**Written problem:**
Give only a count of the lines that include the string "institución".

====== Supplied data ======

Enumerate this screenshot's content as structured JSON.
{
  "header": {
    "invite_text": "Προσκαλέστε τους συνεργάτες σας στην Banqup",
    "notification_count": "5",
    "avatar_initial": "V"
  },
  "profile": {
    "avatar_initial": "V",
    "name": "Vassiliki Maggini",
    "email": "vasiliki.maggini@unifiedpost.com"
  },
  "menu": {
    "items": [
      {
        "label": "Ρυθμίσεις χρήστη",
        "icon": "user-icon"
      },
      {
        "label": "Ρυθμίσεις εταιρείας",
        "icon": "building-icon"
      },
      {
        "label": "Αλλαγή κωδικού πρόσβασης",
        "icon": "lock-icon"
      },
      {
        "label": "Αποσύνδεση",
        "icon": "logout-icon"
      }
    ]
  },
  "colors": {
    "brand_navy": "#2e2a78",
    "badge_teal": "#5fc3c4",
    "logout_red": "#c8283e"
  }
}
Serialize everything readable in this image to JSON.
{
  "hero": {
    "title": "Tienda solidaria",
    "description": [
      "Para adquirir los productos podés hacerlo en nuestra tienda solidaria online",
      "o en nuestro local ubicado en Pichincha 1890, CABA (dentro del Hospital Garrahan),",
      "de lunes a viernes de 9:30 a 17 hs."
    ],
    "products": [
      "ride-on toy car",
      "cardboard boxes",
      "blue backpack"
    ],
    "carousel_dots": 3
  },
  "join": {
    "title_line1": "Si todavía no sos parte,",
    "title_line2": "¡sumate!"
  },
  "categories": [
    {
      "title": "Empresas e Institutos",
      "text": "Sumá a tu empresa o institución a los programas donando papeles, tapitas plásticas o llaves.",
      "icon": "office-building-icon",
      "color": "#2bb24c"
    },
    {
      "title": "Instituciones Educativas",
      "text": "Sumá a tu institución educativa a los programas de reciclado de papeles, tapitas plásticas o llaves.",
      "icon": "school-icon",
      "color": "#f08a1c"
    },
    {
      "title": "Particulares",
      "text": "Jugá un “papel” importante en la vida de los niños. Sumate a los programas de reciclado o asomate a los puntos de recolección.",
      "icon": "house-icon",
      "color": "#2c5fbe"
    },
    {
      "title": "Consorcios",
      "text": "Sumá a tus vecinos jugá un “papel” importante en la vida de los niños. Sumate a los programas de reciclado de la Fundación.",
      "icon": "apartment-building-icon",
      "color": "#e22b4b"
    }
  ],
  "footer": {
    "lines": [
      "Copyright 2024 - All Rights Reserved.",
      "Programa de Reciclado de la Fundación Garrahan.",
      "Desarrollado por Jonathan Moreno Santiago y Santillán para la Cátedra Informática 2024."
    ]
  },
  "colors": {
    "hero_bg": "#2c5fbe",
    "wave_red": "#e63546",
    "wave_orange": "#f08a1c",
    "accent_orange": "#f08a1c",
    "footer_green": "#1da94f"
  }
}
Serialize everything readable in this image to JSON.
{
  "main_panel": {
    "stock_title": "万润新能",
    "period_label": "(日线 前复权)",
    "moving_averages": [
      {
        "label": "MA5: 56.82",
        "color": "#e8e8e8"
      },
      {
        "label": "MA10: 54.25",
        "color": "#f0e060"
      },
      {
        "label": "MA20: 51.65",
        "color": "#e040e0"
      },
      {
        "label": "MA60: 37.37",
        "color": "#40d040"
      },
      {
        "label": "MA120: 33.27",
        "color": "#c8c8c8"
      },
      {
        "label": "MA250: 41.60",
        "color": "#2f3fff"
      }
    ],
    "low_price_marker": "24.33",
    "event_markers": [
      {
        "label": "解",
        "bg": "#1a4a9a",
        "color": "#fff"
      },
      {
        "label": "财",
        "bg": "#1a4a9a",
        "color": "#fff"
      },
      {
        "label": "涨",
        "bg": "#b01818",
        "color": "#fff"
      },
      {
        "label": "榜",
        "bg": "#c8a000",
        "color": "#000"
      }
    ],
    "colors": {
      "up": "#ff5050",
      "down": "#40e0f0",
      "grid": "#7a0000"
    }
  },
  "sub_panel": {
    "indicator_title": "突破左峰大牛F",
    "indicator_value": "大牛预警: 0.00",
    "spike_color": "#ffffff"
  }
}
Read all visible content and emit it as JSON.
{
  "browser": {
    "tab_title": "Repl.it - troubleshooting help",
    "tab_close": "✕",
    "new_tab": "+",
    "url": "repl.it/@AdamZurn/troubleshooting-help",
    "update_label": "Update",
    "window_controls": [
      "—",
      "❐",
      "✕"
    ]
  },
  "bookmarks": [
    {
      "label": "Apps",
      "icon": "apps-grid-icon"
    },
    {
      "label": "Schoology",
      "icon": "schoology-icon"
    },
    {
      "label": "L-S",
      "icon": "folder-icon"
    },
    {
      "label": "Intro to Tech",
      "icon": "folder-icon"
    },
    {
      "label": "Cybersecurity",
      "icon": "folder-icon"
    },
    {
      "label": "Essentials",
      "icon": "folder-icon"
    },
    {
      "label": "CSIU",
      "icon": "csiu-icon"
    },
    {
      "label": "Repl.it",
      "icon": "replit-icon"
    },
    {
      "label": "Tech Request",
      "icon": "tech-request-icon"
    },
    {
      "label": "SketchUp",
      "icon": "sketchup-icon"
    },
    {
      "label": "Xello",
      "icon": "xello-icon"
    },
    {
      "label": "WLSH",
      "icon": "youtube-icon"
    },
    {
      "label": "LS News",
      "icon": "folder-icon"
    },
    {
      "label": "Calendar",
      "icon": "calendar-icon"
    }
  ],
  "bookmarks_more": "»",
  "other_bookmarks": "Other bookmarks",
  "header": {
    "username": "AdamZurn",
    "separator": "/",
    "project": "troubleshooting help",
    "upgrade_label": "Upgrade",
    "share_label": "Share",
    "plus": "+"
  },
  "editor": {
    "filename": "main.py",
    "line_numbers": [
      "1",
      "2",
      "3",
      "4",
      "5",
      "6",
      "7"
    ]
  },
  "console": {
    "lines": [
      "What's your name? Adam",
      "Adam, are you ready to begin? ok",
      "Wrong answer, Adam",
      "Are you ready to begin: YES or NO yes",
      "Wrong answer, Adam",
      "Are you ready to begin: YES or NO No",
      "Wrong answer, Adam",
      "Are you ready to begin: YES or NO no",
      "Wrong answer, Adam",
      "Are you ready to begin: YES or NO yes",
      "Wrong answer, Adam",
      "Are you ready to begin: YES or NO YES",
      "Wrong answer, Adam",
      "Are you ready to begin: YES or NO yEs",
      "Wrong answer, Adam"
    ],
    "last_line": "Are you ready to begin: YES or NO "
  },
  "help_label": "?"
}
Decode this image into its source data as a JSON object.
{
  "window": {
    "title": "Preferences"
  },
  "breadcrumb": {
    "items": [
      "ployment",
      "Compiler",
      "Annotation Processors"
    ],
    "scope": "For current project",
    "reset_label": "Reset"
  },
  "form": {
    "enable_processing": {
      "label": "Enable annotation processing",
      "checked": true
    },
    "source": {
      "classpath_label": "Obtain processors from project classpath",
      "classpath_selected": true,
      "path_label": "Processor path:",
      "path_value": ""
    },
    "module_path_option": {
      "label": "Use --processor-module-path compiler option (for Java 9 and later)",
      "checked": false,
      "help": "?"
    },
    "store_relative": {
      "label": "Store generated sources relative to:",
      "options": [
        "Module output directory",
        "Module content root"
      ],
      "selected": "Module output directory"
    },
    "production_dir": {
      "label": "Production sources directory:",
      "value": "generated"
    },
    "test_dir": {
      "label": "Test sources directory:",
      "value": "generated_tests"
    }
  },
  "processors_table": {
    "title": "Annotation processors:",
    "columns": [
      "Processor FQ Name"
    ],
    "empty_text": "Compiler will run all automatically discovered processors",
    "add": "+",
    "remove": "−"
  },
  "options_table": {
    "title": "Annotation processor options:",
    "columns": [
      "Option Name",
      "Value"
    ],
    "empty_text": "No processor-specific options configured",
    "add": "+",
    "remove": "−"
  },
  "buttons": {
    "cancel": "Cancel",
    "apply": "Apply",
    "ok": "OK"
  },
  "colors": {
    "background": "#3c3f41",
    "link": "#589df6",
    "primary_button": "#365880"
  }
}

======

**Answer to this exercise:**
2